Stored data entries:
◇ ◇ ◇ ◇ ◇ ◇ ◇

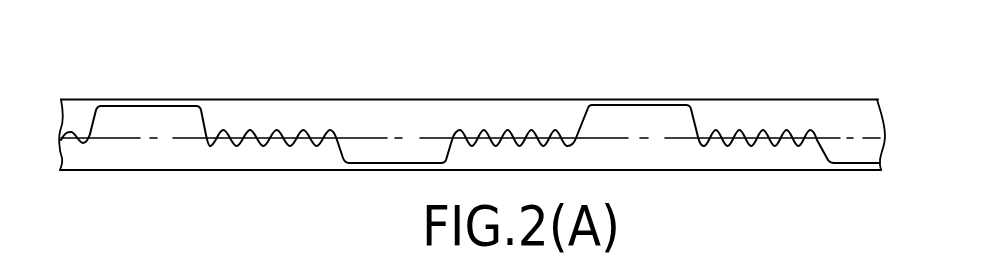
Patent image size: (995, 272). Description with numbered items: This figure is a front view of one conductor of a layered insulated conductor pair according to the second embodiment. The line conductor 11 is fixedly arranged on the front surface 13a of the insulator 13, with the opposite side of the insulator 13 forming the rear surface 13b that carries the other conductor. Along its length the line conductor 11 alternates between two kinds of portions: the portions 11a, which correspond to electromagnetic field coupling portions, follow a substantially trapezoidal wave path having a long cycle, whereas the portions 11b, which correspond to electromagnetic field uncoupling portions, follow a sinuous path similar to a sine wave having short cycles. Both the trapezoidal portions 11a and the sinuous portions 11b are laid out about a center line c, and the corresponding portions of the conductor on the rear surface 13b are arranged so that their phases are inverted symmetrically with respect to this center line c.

The line conductor 11 is at (162, 99).
The portions of the line conductor 11a is at (188, 102).
The portions of the line conductor 11b is at (303, 130).
The insulator 13 is at (390, 118).
The front surface 13a is at (505, 112).
The rear surface 13b is at (558, 110).
The center line c is at (100, 138).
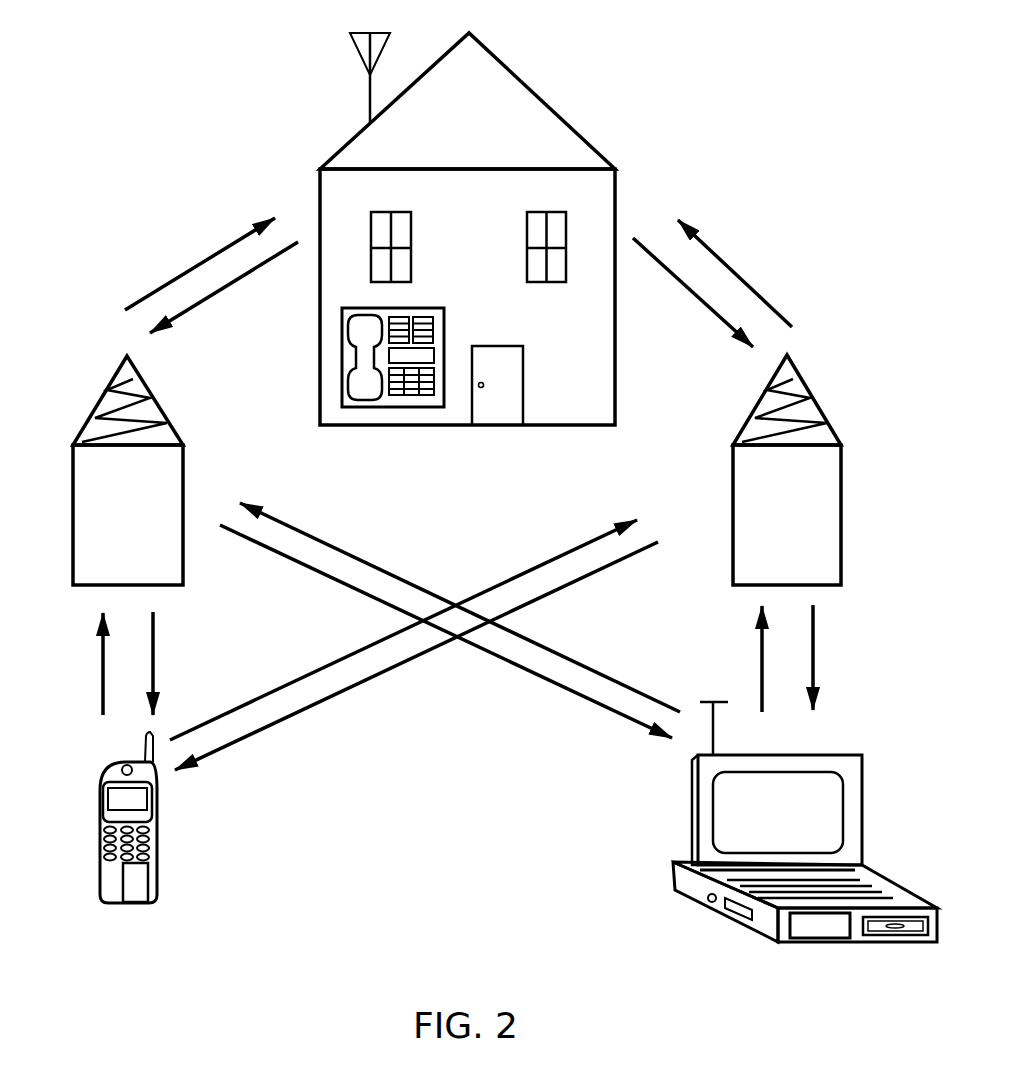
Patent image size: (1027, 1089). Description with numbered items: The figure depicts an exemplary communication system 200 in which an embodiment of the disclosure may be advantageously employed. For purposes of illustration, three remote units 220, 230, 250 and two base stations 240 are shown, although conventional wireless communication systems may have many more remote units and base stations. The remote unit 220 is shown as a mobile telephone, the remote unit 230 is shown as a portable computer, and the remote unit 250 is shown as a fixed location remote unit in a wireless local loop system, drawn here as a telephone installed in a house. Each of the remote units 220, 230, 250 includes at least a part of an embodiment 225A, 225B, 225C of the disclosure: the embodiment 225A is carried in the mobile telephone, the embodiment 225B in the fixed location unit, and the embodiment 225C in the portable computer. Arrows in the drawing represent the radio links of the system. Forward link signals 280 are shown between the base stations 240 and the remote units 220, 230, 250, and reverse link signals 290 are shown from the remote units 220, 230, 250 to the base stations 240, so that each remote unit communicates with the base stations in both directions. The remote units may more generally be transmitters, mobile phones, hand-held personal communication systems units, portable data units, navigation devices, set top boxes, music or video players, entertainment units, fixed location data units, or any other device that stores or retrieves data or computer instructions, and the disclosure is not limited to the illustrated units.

The communication system 200 is at (100, 41).
The remote unit 220 is at (103, 775).
The embodiment of the disclosure 225A is at (137, 888).
The embodiment of the disclosure 225B is at (421, 410).
The embodiment of the disclosure 225C is at (826, 927).
The remote unit 230 is at (838, 755).
The base station 240 is at (104, 393).
The remote unit 250 is at (342, 370).
The forward link signals 280 is at (204, 260).
The reverse link signals 290 is at (208, 298).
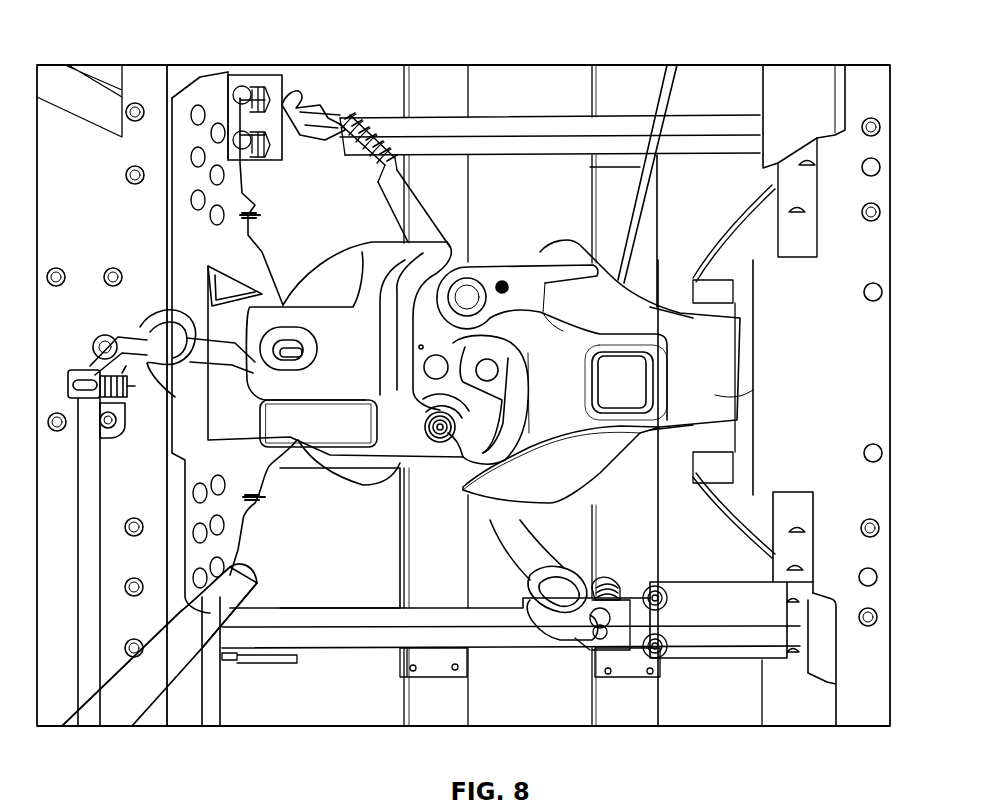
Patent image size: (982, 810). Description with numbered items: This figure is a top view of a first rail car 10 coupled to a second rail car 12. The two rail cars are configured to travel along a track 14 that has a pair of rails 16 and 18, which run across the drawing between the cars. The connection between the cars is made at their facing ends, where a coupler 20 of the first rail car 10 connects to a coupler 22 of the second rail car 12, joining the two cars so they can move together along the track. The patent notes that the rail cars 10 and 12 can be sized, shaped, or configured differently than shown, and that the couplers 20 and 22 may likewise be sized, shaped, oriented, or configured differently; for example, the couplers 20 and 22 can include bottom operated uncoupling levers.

The first rail car 10 is at (150, 65).
The second rail car 12 is at (855, 65).
The track 14 is at (497, 103).
The rail 16 is at (536, 110).
The rail 18 is at (490, 640).
The coupler 20 is at (325, 97).
The coupler 22 is at (577, 262).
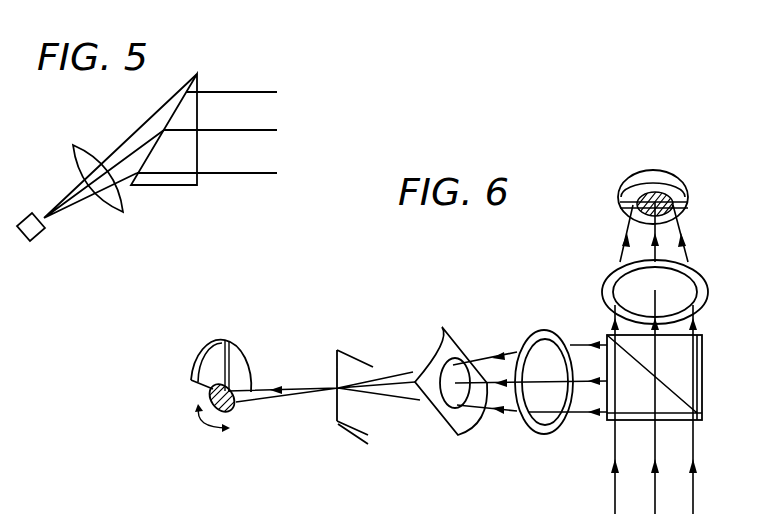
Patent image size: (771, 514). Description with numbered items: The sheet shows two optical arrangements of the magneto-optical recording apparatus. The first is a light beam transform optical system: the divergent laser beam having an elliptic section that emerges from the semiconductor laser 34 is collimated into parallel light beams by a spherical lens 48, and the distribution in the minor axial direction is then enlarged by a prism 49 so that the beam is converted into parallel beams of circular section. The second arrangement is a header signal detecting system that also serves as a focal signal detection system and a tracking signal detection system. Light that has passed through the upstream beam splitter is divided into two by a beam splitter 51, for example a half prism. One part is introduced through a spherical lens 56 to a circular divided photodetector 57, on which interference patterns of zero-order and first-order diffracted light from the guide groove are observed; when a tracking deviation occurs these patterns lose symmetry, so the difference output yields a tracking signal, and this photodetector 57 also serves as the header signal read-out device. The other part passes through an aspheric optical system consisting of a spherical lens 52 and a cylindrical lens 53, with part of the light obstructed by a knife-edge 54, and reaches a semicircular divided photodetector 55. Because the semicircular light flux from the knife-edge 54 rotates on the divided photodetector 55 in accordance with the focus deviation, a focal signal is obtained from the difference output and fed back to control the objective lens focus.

In FIG. 5, the semiconductor laser 34 is at (36, 238).
In FIG. 5, the spherical lens 48 is at (87, 147).
In FIG. 5, the prism 49 is at (200, 80).
In FIG. 6, the beam splitter 51 is at (703, 380).
In FIG. 6, the spherical lens 52 is at (548, 331).
In FIG. 6, the cylindrical lens 53 is at (445, 332).
In FIG. 6, the knife-edge 54 is at (352, 353).
In FIG. 6, the semicircular divided photodetector 55 is at (242, 347).
In FIG. 6, the spherical lens 56 is at (706, 288).
In FIG. 6, the circular divided photodetector 57 is at (690, 198).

◇ ◇ ◇ ◇ ◇ ◇ ◇

# Problem statement
Can you write out all the entries above again with "Patent image size" changed to "Drawing dimensions" and nothing else altered, leaving out the pictures?

# Task response
Drawing dimensions: (995, 272). Description with numbered items: This figure is a front view of one conductor of a layered insulated conductor pair according to the second embodiment. The line conductor 11 is fixedly arranged on the front surface 13a of the insulator 13, with the opposite side of the insulator 13 forming the rear surface 13b that carries the other conductor. Along its length the line conductor 11 alternates between two kinds of portions: the portions 11a, which correspond to electromagnetic field coupling portions, follow a substantially trapezoidal wave path having a long cycle, whereas the portions 11b, which correspond to electromagnetic field uncoupling portions, follow a sinuous path similar to a sine wave having short cycles. Both the trapezoidal portions 11a and the sinuous portions 11b are laid out about a center line c, and the corresponding portions of the conductor on the rear surface 13b are arranged so that their phases are inverted symmetrically with respect to this center line c.

The line conductor 11 is at (162, 99).
The portions of the line conductor 11a is at (188, 102).
The portions of the line conductor 11b is at (303, 130).
The insulator 13 is at (390, 118).
The front surface 13a is at (505, 112).
The rear surface 13b is at (558, 110).
The center line c is at (100, 138).
Drawing dimensions: (1027, 1089). Description with numbered items: The figure depicts an exemplary communication system 200 in which an embodiment of the disclosure may be advantageously employed. For purposes of illustration, three remote units 220, 230, 250 and two base stations 240 are shown, although conventional wireless communication systems may have many more remote units and base stations. The remote unit 220 is shown as a mobile telephone, the remote unit 230 is shown as a portable computer, and the remote unit 250 is shown as a fixed location remote unit in a wireless local loop system, drawn here as a telephone installed in a house. Each of the remote units 220, 230, 250 includes at least a part of an embodiment 225A, 225B, 225C of the disclosure: the embodiment 225A is carried in the mobile telephone, the embodiment 225B in the fixed location unit, and the embodiment 225C in the portable computer. Arrows in the drawing represent the radio links of the system. Forward link signals 280 are shown between the base stations 240 and the remote units 220, 230, 250, and reverse link signals 290 are shown from the remote units 220, 230, 250 to the base stations 240, so that each remote unit communicates with the base stations in both directions. The remote units may more generally be transmitters, mobile phones, hand-held personal communication systems units, portable data units, navigation devices, set top boxes, music or video players, entertainment units, fixed location data units, or any other device that stores or retrieves data or computer instructions, and the disclosure is not limited to the illustrated units.

The communication system 200 is at (100, 41).
The remote unit 220 is at (103, 775).
The embodiment of the disclosure 225A is at (137, 888).
The embodiment of the disclosure 225B is at (421, 410).
The embodiment of the disclosure 225C is at (826, 927).
The remote unit 230 is at (838, 755).
The base station 240 is at (104, 393).
The remote unit 250 is at (342, 370).
The forward link signals 280 is at (204, 260).
The reverse link signals 290 is at (208, 298).
Drawing dimensions: (982, 810). Description with numbered items: This figure is a top view of a first rail car 10 coupled to a second rail car 12. The two rail cars are configured to travel along a track 14 that has a pair of rails 16 and 18, which run across the drawing between the cars. The connection between the cars is made at their facing ends, where a coupler 20 of the first rail car 10 connects to a coupler 22 of the second rail car 12, joining the two cars so they can move together along the track. The patent notes that the rail cars 10 and 12 can be sized, shaped, or configured differently than shown, and that the couplers 20 and 22 may likewise be sized, shaped, oriented, or configured differently; for example, the couplers 20 and 22 can include bottom operated uncoupling levers.

The first rail car 10 is at (150, 65).
The second rail car 12 is at (855, 65).
The track 14 is at (497, 103).
The rail 16 is at (536, 110).
The rail 18 is at (490, 640).
The coupler 20 is at (325, 97).
The coupler 22 is at (577, 262).
Drawing dimensions: (771, 514). Description with numbered items: The sheet shows two optical arrangements of the magneto-optical recording apparatus. The first is a light beam transform optical system: the divergent laser beam having an elliptic section that emerges from the semiconductor laser 34 is collimated into parallel light beams by a spherical lens 48, and the distribution in the minor axial direction is then enlarged by a prism 49 so that the beam is converted into parallel beams of circular section. The second arrangement is a header signal detecting system that also serves as a focal signal detection system and a tracking signal detection system. Light that has passed through the upstream beam splitter is divided into two by a beam splitter 51, for example a half prism. One part is introduced through a spherical lens 56 to a circular divided photodetector 57, on which interference patterns of zero-order and first-order diffracted light from the guide groove are observed; when a tracking deviation occurs these patterns lose symmetry, so the difference output yields a tracking signal, and this photodetector 57 also serves as the header signal read-out device. The other part passes through an aspheric optical system consisting of a spherical lens 52 and a cylindrical lens 53, with part of the light obstructed by a knife-edge 54, and reaches a semicircular divided photodetector 55. Because the semicircular light flux from the knife-edge 54 rotates on the divided photodetector 55 in accordance with the focus deviation, a focal signal is obtained from the difference output and fed back to control the objective lens focus.

In FIG. 5, the semiconductor laser 34 is at (36, 238).
In FIG. 5, the spherical lens 48 is at (87, 147).
In FIG. 5, the prism 49 is at (200, 80).
In FIG. 6, the beam splitter 51 is at (703, 380).
In FIG. 6, the spherical lens 52 is at (548, 331).
In FIG. 6, the cylindrical lens 53 is at (445, 332).
In FIG. 6, the knife-edge 54 is at (352, 353).
In FIG. 6, the semicircular divided photodetector 55 is at (242, 347).
In FIG. 6, the spherical lens 56 is at (706, 288).
In FIG. 6, the circular divided photodetector 57 is at (690, 198).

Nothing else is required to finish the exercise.